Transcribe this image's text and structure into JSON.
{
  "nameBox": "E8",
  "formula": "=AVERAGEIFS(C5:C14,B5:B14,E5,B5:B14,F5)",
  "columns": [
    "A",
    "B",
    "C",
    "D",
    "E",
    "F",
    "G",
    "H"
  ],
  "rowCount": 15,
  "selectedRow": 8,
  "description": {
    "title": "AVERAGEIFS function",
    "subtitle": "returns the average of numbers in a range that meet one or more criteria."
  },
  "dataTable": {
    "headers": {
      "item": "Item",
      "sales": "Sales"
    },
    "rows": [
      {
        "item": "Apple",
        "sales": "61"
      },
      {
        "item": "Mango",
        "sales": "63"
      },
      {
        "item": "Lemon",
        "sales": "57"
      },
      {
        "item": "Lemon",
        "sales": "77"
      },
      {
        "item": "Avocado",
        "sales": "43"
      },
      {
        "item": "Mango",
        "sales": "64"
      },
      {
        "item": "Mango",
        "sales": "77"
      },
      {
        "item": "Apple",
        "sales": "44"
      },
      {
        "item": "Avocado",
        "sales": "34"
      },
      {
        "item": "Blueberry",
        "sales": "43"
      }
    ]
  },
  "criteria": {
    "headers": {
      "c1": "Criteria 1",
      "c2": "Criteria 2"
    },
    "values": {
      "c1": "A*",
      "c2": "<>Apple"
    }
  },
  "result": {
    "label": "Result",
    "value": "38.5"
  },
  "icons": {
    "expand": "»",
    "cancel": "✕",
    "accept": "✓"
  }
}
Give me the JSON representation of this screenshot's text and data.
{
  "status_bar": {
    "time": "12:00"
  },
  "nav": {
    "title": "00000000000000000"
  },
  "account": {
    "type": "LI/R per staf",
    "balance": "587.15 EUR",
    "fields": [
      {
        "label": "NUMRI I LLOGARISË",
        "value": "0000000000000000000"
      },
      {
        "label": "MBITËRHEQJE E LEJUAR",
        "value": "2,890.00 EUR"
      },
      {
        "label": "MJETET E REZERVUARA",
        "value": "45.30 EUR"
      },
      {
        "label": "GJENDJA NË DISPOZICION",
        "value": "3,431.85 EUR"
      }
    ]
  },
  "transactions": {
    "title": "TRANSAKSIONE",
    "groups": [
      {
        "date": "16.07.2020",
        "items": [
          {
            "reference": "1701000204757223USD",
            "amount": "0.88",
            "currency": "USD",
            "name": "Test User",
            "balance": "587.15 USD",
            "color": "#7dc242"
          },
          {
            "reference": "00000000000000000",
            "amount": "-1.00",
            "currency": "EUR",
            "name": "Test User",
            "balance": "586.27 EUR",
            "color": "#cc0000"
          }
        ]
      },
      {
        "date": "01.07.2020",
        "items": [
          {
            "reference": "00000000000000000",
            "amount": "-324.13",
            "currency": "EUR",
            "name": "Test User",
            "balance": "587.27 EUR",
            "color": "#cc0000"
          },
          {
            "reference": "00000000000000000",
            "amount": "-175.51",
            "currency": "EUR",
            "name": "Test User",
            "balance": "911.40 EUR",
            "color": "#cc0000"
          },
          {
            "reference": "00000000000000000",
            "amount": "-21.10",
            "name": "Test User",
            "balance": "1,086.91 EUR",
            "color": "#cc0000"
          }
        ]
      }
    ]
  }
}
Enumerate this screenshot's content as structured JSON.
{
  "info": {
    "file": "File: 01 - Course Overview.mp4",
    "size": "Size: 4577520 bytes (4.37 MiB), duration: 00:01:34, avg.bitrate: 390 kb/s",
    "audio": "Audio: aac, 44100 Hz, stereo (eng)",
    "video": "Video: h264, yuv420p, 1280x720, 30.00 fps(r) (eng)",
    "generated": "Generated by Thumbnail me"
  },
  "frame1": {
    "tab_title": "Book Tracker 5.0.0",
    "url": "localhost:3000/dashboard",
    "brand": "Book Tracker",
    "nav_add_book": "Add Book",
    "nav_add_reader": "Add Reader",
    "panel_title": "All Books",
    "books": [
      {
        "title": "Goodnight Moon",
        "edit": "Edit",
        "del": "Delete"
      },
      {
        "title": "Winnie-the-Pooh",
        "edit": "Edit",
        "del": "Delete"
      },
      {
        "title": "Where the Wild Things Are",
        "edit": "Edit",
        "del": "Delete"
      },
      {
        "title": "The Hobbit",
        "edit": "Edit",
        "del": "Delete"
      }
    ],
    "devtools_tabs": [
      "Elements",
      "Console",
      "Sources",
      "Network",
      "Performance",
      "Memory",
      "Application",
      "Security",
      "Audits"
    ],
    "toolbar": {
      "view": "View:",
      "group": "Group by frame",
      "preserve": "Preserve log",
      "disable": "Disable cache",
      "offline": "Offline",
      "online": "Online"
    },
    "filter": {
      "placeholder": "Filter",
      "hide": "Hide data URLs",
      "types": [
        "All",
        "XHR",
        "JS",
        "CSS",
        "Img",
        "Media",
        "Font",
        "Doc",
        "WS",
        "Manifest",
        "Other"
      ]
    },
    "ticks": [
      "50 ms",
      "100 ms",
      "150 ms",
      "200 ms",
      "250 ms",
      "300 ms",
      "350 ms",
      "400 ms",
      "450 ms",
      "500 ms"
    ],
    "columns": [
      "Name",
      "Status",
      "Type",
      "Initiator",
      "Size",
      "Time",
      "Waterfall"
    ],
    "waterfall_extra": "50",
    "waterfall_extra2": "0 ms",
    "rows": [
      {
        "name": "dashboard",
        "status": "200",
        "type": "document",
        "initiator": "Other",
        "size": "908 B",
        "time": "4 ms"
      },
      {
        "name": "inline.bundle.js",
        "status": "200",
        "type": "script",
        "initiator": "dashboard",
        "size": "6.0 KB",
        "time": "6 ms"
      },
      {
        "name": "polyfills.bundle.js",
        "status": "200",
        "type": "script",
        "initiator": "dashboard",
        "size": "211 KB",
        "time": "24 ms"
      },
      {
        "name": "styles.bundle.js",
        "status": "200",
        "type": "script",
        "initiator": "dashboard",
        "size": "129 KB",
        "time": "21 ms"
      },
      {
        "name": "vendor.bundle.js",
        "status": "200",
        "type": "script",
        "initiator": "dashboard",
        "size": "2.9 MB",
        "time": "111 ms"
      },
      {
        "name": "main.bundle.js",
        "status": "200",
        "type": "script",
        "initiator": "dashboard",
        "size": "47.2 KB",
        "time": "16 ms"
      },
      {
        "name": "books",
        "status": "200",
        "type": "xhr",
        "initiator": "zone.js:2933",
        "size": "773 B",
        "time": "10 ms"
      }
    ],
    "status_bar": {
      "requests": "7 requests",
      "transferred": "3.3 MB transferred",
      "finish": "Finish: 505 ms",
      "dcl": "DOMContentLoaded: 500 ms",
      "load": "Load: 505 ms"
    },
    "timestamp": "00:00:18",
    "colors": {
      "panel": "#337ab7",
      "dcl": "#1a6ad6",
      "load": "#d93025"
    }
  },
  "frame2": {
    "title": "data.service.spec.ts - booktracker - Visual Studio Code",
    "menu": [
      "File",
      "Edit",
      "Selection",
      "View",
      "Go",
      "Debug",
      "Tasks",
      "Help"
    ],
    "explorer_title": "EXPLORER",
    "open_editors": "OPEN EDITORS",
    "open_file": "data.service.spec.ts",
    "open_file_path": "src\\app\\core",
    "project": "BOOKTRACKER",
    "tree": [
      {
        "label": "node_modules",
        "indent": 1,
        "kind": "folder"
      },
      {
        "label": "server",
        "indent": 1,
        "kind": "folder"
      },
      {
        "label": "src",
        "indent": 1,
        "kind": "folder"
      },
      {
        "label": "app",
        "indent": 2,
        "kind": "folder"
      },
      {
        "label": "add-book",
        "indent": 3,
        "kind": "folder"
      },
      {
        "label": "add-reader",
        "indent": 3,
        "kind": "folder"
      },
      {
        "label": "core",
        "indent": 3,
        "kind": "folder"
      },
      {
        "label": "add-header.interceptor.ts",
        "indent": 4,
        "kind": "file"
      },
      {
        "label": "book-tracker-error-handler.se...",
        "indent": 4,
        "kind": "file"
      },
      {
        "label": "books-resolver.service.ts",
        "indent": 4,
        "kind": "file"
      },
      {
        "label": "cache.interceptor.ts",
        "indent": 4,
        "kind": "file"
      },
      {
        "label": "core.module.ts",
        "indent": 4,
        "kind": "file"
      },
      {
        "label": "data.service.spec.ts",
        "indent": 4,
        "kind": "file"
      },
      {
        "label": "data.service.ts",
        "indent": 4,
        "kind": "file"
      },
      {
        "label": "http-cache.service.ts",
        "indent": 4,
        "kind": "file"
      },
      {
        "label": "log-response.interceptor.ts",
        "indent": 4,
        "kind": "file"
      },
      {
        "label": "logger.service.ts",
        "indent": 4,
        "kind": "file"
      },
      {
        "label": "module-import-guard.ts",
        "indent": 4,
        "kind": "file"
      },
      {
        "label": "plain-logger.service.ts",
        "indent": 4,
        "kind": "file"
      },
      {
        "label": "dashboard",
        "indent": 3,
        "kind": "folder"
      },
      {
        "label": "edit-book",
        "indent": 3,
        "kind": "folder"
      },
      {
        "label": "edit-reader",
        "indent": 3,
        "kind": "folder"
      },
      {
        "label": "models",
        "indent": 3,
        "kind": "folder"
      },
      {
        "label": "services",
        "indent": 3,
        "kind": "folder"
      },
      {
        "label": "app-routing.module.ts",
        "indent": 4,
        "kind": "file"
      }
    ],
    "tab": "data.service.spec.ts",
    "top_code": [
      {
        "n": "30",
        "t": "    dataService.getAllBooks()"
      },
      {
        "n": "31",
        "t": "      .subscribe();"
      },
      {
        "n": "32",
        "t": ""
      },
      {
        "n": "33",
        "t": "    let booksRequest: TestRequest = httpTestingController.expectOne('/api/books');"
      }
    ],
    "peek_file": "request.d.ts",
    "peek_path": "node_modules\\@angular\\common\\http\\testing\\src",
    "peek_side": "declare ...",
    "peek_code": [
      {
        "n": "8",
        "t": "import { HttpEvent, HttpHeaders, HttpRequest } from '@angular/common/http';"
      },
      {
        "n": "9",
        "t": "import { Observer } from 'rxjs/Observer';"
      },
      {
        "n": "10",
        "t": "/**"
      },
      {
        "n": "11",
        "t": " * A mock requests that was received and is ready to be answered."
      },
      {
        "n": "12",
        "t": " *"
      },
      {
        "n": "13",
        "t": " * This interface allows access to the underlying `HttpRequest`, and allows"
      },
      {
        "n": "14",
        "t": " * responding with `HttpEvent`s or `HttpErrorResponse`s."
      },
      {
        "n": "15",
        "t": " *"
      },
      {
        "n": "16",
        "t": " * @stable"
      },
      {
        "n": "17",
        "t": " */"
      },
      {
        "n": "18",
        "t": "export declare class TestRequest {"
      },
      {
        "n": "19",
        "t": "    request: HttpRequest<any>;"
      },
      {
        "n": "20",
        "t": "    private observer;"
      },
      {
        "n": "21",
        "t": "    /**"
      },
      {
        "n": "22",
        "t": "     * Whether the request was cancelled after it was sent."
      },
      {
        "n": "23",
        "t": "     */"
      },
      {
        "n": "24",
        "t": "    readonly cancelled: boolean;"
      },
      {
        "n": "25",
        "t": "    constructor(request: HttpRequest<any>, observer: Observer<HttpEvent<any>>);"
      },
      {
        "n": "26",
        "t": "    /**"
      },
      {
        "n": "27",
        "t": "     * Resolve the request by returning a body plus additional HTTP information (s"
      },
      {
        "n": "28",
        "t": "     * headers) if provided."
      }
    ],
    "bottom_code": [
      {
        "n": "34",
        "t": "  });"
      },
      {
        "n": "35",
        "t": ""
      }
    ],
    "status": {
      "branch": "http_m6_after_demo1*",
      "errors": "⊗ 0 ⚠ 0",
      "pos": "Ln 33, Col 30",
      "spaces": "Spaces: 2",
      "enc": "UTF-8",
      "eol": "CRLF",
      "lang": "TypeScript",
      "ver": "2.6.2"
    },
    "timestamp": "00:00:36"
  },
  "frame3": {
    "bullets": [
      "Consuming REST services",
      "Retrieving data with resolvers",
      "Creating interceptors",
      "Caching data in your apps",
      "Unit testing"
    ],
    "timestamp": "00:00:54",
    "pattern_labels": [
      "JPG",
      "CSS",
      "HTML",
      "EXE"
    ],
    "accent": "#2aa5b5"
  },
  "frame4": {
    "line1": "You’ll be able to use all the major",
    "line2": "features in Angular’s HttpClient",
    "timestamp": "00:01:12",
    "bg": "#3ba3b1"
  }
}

═══

**Goal of the exercise:**
Select and copy every line of the listing with the word "common".

**Solution:**
    "peek_path": "node_modules\\@angular\\common\\http\\testing\\src",
        "t": "import { HttpEvent, HttpHeaders, HttpRequest } from '@angular/common/http';"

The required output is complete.